O Tiro no Pé de Bolsonaro
O Tiro no Pé de Bolsonaro
O Tiro no Pé de Bolsonaro

Luis Paulo Rosenberg*

A manifestação bolsonarista de 7 de setembro pode ser considerada um sucesso de mobilização, com multidões nas principais cidades do País. Daí a se atribuir ao evento uma vitória do Executivo contra o STF e o Congresso, com avanço do movimento golpista continuísta, vai uma distância estelar.

De fato, o número de manifestantes é insignificante para respaldar tal conclusão, como um simples exercício ilustra bem. De uma população de potenciais apoiadores de cerca de 180 milhões de brasileiros, Bolsonaro conta com 20% de bolsominions fiéis, um número insuficiente até para garantir a presença dele no segundo turno de 2022. De fato, se destes 40 milhões de brasileiros, 1% decidiu ir às manifestações da Independência, teríamos 400 mil pessoas, mais ou menos a soma dos que efetivamente compareceram. Convenhamos, nossas instituições democráticas não são sequer triscadas pela expressão da vontade de menos de meio por cento da população que poderia se manifestar.

Dados extraídos de uma coleção
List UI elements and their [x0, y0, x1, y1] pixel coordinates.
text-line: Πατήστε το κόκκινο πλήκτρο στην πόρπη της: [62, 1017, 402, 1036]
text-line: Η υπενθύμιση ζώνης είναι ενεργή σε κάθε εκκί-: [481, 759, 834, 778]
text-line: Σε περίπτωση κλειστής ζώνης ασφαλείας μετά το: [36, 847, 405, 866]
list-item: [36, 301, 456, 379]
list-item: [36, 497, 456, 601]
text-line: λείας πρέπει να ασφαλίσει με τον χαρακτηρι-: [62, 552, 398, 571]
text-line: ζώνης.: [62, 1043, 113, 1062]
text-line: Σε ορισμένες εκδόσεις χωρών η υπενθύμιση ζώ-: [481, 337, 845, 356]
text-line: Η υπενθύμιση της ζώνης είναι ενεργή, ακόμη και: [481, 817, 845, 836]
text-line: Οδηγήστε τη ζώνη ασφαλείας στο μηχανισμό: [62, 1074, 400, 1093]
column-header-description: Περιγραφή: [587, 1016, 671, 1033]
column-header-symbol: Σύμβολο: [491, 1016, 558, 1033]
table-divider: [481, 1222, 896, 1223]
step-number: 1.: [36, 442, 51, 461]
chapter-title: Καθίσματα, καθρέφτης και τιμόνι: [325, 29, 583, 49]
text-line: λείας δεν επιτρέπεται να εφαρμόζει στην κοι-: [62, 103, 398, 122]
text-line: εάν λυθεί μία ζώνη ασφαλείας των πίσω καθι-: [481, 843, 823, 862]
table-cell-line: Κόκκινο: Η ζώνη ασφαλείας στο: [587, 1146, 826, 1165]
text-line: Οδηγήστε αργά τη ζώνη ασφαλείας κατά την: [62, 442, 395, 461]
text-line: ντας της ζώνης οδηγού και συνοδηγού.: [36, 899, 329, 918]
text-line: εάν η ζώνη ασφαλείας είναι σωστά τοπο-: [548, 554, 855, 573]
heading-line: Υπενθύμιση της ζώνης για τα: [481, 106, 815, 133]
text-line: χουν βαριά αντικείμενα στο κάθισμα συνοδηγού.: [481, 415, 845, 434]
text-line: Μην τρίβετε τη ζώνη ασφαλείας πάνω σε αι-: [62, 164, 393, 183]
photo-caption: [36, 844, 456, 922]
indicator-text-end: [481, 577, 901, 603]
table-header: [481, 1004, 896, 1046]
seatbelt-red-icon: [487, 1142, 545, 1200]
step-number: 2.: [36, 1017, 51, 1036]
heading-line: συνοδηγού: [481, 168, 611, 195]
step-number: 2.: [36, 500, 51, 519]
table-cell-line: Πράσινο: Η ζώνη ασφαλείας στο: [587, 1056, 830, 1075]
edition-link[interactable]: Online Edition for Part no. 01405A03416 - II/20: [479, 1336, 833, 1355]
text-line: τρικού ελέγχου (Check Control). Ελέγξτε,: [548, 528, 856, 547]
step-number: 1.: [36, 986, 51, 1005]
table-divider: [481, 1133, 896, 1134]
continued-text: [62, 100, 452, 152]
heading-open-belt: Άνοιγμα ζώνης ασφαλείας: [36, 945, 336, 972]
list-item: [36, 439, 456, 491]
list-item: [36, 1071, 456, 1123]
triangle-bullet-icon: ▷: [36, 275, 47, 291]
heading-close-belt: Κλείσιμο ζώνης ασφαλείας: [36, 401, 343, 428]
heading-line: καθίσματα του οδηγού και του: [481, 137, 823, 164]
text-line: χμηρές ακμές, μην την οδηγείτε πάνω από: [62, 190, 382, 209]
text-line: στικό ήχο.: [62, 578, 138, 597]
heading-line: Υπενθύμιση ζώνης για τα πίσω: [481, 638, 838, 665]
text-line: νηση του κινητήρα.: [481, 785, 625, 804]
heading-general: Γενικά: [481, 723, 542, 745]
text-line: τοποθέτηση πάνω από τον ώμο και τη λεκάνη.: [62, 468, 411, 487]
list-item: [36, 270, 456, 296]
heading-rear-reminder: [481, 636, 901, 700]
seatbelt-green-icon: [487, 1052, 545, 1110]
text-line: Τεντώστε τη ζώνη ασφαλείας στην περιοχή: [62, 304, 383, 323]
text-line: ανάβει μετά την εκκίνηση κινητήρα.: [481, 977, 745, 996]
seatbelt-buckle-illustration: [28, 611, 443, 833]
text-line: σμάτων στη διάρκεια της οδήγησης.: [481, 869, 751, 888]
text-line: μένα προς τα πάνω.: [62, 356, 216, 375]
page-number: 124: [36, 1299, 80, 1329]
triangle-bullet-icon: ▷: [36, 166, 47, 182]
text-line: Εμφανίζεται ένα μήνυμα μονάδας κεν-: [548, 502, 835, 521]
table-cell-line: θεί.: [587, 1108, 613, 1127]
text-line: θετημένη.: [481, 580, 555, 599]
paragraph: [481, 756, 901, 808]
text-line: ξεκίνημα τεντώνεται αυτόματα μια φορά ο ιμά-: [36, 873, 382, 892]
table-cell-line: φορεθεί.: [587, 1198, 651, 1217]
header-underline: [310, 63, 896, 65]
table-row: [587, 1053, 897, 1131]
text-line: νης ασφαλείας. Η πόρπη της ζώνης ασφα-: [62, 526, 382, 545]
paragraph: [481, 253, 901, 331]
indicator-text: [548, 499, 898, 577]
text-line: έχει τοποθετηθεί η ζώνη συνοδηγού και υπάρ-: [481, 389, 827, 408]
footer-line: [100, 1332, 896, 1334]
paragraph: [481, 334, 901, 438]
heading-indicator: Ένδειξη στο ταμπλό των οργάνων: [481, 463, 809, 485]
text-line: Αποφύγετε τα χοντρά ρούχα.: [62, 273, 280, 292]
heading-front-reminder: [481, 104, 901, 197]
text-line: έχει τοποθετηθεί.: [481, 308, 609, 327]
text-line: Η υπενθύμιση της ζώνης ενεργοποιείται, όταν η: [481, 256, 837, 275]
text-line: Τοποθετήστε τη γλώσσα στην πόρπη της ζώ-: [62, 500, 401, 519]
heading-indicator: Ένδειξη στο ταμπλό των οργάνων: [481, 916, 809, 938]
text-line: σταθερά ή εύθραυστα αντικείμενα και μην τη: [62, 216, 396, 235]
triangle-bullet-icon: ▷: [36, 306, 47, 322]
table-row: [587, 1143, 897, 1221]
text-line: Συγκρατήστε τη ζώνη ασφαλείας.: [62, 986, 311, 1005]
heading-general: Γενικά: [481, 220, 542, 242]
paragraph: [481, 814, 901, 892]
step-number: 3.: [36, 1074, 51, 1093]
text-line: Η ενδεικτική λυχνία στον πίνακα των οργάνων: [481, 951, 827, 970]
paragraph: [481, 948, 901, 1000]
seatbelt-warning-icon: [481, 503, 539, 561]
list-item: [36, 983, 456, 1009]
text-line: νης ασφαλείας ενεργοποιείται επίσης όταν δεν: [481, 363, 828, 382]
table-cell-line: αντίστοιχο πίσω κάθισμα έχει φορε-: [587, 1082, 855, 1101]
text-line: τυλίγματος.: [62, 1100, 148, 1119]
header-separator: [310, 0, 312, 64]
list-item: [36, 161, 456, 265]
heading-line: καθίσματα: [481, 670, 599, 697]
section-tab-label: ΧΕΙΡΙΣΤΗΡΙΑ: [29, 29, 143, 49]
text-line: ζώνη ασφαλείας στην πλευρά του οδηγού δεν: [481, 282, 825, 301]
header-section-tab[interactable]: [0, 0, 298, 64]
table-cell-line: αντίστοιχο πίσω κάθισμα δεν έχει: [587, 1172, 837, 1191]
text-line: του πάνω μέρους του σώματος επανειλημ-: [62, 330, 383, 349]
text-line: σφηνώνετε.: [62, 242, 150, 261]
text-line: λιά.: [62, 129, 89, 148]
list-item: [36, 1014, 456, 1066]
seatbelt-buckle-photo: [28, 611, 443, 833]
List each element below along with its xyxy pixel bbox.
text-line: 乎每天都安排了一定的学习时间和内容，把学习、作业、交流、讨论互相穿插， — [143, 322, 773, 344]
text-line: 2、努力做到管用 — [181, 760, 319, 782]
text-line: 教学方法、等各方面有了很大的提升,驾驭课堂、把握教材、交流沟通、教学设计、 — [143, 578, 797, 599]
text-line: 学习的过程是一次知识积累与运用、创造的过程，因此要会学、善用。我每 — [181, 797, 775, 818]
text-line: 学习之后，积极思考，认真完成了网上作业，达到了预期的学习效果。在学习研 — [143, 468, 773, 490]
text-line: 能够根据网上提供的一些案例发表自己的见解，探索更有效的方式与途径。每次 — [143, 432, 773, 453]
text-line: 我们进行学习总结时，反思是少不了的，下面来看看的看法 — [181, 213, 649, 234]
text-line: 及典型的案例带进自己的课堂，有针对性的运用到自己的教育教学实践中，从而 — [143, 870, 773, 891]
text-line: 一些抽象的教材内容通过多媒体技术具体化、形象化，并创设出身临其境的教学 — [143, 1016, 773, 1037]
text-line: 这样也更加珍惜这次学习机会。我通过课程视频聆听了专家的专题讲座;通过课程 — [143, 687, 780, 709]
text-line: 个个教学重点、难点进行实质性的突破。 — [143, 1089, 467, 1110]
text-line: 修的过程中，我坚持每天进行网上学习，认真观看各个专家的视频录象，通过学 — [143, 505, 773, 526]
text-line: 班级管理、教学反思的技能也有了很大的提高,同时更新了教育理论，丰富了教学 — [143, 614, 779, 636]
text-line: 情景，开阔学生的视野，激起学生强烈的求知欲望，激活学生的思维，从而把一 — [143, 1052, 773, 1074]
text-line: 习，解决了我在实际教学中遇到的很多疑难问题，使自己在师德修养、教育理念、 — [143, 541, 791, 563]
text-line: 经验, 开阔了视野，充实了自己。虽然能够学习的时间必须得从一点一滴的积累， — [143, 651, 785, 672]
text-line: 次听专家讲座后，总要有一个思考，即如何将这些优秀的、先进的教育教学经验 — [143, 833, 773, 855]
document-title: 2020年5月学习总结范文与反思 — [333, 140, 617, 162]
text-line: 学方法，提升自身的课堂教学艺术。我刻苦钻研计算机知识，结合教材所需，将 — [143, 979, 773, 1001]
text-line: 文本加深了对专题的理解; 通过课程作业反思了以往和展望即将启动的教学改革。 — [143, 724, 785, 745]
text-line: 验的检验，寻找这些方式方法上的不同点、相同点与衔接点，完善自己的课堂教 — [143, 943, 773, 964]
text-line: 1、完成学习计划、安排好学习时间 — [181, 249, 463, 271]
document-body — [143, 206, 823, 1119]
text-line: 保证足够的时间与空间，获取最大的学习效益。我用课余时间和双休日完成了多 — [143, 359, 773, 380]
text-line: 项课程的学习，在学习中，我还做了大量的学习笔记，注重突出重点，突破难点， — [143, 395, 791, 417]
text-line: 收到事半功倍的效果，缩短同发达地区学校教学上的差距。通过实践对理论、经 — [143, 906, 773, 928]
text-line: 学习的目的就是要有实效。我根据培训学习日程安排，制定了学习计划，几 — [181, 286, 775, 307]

EXERCÍCIOS PROPOSTOS
A - Reproduza, do artigo sobre a manifestação de 7 de setembro, o trecho que vai de "De fato, o número" até "poderia se manifestar.".
B - Segundo o artigo sobre a manifestação de 7 de setembro, por que as instituições democráticas não são sequer triscadas pelos atos? Responda em até três frases.
Os registros constituem material à parte, sem relação com o artigo.

RESPOSTAS DOS EXERCÍCIOS
A -
De fato, o número de manifestantes é insignificante para respaldar tal conclusão, como um simples exercício ilustra bem. De uma população de potenciais apoiadores de cerca de 180 milhões de brasileiros, Bolsonaro conta com 20% de bolsominions fiéis, um número insuficiente até para garantir a presença dele no segundo turno de 2022. De fato, se destes 40 milhões de brasileiros, 1% decidiu ir às manifestações da Independência, teríamos 400 mil pessoas, mais ou menos a soma dos que efetivamente compareceram. Convenhamos, nossas instituições democráticas não são sequer triscadas pela expressão da vontade de menos de meio por cento da população que poderia se manifestar.

B - Os atos reuniram cerca de 400 mil pessoas. Esse número representa a vontade de menos de meio por cento da população que poderia se manifestar.